*TASK PROMPT:*
Produce an exact copy of all the data below, dropping every image.

*DATASET EXCERPTS:*
....

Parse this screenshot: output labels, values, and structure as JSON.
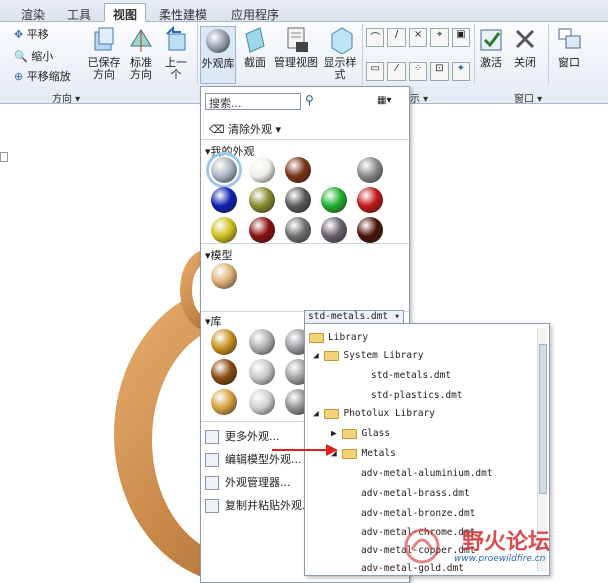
{
  "tabs": [
    "渲染",
    "工具",
    "视图",
    "柔性建模",
    "应用程序"
  ],
  "ribbon": {
    "left_items": [
      "平移",
      "缩小",
      "平移缩放"
    ],
    "saved_dir": "已保存\n方向",
    "standard_dir": "标准\n方向",
    "prev": "上一\n个",
    "appearance_lib": "外观库",
    "section": "截面",
    "manage_views": "管理视图",
    "display_style": "显示样\n式",
    "activate": "激活",
    "close": "关闭",
    "window": "窗口",
    "group_direction": "方向",
    "group_display_suffix": "示",
    "group_window": "窗口"
  },
  "panel": {
    "search_placeholder": "搜索...",
    "clear_appearance": "清除外观",
    "my_appearances": "我的外观",
    "model": "模型",
    "library": "库",
    "library_dropdown": "std-metals.dmt",
    "menu": [
      "更多外观...",
      "编辑模型外观...",
      "外观管理器...",
      "复制并粘贴外观..."
    ]
  },
  "tree": {
    "items": [
      "Library",
      "System Library",
      "std-metals.dmt",
      "std-plastics.dmt",
      "Photolux Library",
      "Glass",
      "Metals",
      "adv-metal-aluminium.dmt",
      "adv-metal-brass.dmt",
      "adv-metal-bronze.dmt",
      "adv-metal-chrome.dmt",
      "adv-metal-copper.dmt",
      "adv-metal-gold.dmt"
    ]
  },
  "watermark": {
    "title": "野火论坛",
    "url": "www.proewildfire.cn"
  },
  "colors": {
    "my": [
      "#aab6c4",
      "#f0f0ec",
      "#7a3414",
      "#8a8a8a",
      "#1020b0",
      "#8a8a30",
      "#5a5a5a",
      "#20b030",
      "#c01818",
      "#d0c020",
      "#8a1010",
      "#707070",
      "#6a6070",
      "#4a1408"
    ],
    "model": [
      "#e0b078"
    ],
    "lib": [
      "#c89020",
      "#b0b0b0",
      "#9a9aa0",
      "#8a4a10",
      "#c8c8c8",
      "#a0a0a0",
      "#d8a040",
      "#d0d0d0",
      "#909090"
    ]
  }
}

....

*THE COMPLETED TASK:*
Parse this screenshot: output labels, values, and structure as JSON.
{
  "tabs": [
    "渲染",
    "工具",
    "视图",
    "柔性建模",
    "应用程序"
  ],
  "ribbon": {
    "left_items": [
      "平移",
      "缩小",
      "平移缩放"
    ],
    "saved_dir": "已保存\n方向",
    "standard_dir": "标准\n方向",
    "prev": "上一\n个",
    "appearance_lib": "外观库",
    "section": "截面",
    "manage_views": "管理视图",
    "display_style": "显示样\n式",
    "activate": "激活",
    "close": "关闭",
    "window": "窗口",
    "group_direction": "方向",
    "group_display_suffix": "示",
    "group_window": "窗口"
  },
  "panel": {
    "search_placeholder": "搜索...",
    "clear_appearance": "清除外观",
    "my_appearances": "我的外观",
    "model": "模型",
    "library": "库",
    "library_dropdown": "std-metals.dmt",
    "menu": [
      "更多外观...",
      "编辑模型外观...",
      "外观管理器...",
      "复制并粘贴外观..."
    ]
  },
  "tree": {
    "items": [
      "Library",
      "System Library",
      "std-metals.dmt",
      "std-plastics.dmt",
      "Photolux Library",
      "Glass",
      "Metals",
      "adv-metal-aluminium.dmt",
      "adv-metal-brass.dmt",
      "adv-metal-bronze.dmt",
      "adv-metal-chrome.dmt",
      "adv-metal-copper.dmt",
      "adv-metal-gold.dmt"
    ]
  },
  "watermark": {
    "title": "野火论坛",
    "url": "www.proewildfire.cn"
  },
  "colors": {
    "my": [
      "#aab6c4",
      "#f0f0ec",
      "#7a3414",
      "#8a8a8a",
      "#1020b0",
      "#8a8a30",
      "#5a5a5a",
      "#20b030",
      "#c01818",
      "#d0c020",
      "#8a1010",
      "#707070",
      "#6a6070",
      "#4a1408"
    ],
    "model": [
      "#e0b078"
    ],
    "lib": [
      "#c89020",
      "#b0b0b0",
      "#9a9aa0",
      "#8a4a10",
      "#c8c8c8",
      "#a0a0a0",
      "#d8a040",
      "#d0d0d0",
      "#909090"
    ]
  }
}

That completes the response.